> _SOURCE PASSAGE_
########################################
On Saturday, I went to the Mediage museum in Odaiba. Odaiba is the heart of Tokyo waterfront, with the headquarter of Fuji television and several other tourist attractions nearby. The Sony Computer Science Laboratories Exhibition 2005 is currently on, and I was scheduled to give a lecture on "The blessings of science" to the general public.
I started my talk with how observing insects in the nature in my childhood helped me become a scientist. Insects are rich feeders to your brain's emotional system. When you are immersing yourself among the wild creatures, you experience various forms of emotion. Discovering a beetle, you reach for it, and realize that it is actually not a favored species of beetle, but a wild cockroach. You shudder and want to run away from the spot. Sometimes you encounter an elegant butterfly and thank for the passage of season which brought that particular time of the year again. Observing insects and other living things in nature, you go through rich and complex ecology of emotions that has been passed on to us from the ancient time in which our ancestors hunted for food in the wild.
I went on to describe how science is similar to caring for others. If your mind is closed to how others feel, think, and see the world, then your mind is also closed to science. Isaac Newton discovered the laws of gravitation because he did not just say "apples fall from the trees anyway. I don't care why". If you put yourself in the position of an apple in your imagination, then all these questions comes into your mind. Why should I fall? Why should I fall with this particular acceleration? If I put myself in the position of the moon, do I have to fall too? Doing a good science is similar to putting yourself in the position of an old woman, a homeless, an infant, a man who has just been made redundant. Science is all about caring for the various things in the universe, and therein lies the greatest blessing of science.
########################################
> _WHAT TO WORK ON_
Quote the passage about a lecture on science, from "I went on to" to "blessing of science.", word for word.

> _RECORDED DATA_
########################################
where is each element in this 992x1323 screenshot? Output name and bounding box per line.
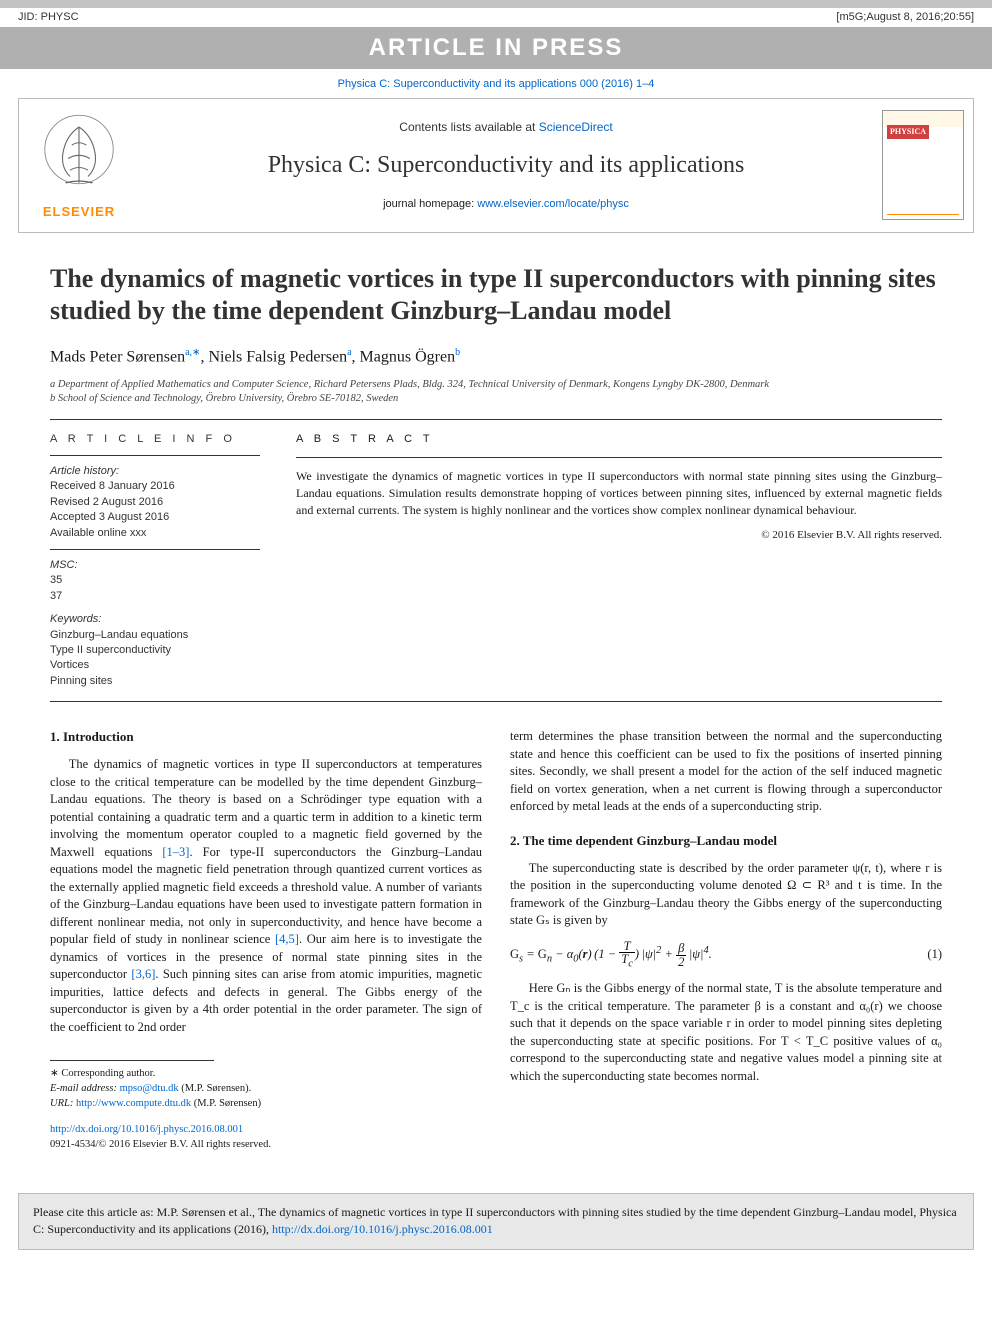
########################################
> _EXERCISE RESULT_
I went on to describe how science is similar to caring for others. If your mind is closed to how others feel, think, and see the world, then your mind is also closed to science. Isaac Newton discovered the laws of gravitation because he did not just say "apples fall from the trees anyway. I don't care why". If you put yourself in the position of an apple in your imagination, then all these questions comes into your mind. Why should I fall? Why should I fall with this particular acceleration? If I put myself in the position of the moon, do I have to fall too? Doing a good science is similar to putting yourself in the position of an old woman, a homeless, an infant, a man who has just been made redundant. Science is all about caring for the various things in the universe, and therein lies the greatest blessing of science.